**Your task**
Copy, from the entries below, each line where the word "Margin" can be found.

══════════

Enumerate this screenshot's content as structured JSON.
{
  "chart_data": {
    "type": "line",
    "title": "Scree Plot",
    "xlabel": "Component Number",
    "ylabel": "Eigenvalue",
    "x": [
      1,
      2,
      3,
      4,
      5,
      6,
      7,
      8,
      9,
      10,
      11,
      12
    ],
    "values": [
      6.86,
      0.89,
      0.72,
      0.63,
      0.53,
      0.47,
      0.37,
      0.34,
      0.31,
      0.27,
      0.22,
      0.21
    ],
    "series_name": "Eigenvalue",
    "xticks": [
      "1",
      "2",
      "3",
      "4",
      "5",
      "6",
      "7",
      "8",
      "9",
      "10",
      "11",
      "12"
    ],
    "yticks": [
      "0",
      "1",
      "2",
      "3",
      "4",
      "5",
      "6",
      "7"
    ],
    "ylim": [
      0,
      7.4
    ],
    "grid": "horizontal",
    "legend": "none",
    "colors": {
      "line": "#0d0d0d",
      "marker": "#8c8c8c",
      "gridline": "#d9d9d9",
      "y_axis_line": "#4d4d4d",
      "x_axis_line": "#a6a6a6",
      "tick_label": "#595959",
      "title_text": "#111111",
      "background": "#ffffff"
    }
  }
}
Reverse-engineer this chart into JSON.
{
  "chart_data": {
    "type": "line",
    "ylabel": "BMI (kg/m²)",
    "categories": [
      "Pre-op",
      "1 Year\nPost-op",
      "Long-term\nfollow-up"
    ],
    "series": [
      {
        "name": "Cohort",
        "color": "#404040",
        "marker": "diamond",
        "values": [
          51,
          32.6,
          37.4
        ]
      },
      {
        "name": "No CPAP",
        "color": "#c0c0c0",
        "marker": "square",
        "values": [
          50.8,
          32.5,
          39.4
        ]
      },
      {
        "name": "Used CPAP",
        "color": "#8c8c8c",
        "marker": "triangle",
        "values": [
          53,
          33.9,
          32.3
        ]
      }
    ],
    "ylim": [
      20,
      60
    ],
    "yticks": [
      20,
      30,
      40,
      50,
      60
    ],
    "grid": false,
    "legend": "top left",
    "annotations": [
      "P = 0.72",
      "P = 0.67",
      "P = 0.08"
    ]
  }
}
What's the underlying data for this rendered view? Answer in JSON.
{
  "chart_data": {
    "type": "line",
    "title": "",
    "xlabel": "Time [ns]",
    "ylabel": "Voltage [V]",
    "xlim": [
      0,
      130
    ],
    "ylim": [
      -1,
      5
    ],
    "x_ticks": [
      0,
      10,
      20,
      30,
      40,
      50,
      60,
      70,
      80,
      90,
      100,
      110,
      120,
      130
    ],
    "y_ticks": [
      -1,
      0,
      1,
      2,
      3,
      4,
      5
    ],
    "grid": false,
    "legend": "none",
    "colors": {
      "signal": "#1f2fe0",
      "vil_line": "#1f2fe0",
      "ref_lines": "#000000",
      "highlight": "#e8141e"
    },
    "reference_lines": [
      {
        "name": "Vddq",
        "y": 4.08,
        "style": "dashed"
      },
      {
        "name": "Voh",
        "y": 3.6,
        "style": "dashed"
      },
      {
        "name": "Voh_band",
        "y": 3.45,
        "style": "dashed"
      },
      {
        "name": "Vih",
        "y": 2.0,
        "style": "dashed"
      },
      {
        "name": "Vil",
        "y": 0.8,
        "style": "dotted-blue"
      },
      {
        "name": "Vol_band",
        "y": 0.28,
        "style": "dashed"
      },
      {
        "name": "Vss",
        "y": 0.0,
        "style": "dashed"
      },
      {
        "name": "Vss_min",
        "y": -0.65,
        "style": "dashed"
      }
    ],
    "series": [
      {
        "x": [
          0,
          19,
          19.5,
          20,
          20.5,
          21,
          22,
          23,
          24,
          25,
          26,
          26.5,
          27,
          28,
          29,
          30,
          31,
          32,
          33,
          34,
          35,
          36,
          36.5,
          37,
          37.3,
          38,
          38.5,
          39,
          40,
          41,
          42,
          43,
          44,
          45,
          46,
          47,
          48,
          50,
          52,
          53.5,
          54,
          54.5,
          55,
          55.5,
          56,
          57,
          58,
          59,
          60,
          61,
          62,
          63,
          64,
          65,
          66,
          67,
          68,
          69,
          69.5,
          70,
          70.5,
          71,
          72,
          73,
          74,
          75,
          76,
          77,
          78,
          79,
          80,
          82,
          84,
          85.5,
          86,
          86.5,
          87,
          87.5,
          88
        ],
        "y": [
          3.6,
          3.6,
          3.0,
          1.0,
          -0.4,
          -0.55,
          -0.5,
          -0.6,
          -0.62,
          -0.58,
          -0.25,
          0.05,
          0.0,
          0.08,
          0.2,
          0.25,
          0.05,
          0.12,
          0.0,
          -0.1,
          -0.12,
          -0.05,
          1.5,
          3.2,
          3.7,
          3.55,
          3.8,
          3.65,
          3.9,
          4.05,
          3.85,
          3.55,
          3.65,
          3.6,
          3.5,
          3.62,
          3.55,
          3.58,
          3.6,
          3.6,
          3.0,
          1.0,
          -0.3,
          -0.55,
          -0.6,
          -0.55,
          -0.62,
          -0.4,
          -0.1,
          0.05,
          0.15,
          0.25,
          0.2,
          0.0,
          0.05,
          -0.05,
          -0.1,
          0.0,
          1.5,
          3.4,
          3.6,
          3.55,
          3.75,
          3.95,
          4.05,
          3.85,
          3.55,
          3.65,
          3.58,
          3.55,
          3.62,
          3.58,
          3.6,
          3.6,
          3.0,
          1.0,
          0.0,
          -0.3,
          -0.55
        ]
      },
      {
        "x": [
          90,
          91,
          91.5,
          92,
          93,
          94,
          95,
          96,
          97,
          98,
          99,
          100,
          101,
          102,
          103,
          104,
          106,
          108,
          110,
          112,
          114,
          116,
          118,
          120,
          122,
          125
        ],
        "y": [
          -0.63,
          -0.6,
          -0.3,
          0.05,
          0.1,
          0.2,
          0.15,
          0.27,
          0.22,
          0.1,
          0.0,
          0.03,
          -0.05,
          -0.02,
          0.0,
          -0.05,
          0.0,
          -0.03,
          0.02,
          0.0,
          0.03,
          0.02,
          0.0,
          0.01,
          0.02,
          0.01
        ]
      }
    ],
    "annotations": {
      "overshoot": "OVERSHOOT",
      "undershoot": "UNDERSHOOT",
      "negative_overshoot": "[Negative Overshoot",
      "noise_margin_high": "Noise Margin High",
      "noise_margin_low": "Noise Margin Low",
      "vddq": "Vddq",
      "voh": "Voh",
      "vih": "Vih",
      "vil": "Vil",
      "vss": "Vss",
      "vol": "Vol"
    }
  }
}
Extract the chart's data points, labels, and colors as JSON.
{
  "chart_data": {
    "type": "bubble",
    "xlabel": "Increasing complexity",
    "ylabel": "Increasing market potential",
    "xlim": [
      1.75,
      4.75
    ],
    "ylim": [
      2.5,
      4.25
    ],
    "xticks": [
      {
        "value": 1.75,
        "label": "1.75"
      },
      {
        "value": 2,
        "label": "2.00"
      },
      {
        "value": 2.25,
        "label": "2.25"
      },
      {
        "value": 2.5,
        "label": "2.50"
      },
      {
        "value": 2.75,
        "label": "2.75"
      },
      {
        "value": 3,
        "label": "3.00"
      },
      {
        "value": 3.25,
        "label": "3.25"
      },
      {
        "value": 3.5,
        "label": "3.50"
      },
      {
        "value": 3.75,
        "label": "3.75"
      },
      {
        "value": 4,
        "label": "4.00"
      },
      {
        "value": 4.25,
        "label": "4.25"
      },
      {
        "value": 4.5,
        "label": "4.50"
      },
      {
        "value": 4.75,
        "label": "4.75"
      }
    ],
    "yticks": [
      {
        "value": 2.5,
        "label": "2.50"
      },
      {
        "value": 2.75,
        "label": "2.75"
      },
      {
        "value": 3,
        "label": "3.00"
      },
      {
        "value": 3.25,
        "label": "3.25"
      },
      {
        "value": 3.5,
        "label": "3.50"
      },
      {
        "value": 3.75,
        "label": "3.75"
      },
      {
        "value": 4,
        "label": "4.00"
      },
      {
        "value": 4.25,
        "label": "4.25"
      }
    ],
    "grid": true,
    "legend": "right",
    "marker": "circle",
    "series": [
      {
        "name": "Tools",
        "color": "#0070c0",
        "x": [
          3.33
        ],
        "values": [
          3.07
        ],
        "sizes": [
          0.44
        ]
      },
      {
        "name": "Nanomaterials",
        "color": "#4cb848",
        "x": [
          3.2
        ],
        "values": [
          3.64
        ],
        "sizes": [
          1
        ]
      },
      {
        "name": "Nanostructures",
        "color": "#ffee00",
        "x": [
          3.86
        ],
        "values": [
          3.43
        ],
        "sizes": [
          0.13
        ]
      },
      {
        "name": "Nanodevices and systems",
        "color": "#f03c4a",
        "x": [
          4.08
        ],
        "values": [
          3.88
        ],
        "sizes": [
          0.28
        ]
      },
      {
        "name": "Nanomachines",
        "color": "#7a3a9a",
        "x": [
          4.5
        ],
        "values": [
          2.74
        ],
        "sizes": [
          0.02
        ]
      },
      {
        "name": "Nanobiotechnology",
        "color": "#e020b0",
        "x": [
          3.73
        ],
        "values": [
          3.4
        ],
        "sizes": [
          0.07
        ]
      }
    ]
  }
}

══════════

**Right answer**
      "noise_margin_high": "Noise Margin High",
      "noise_margin_low": "Noise Margin Low",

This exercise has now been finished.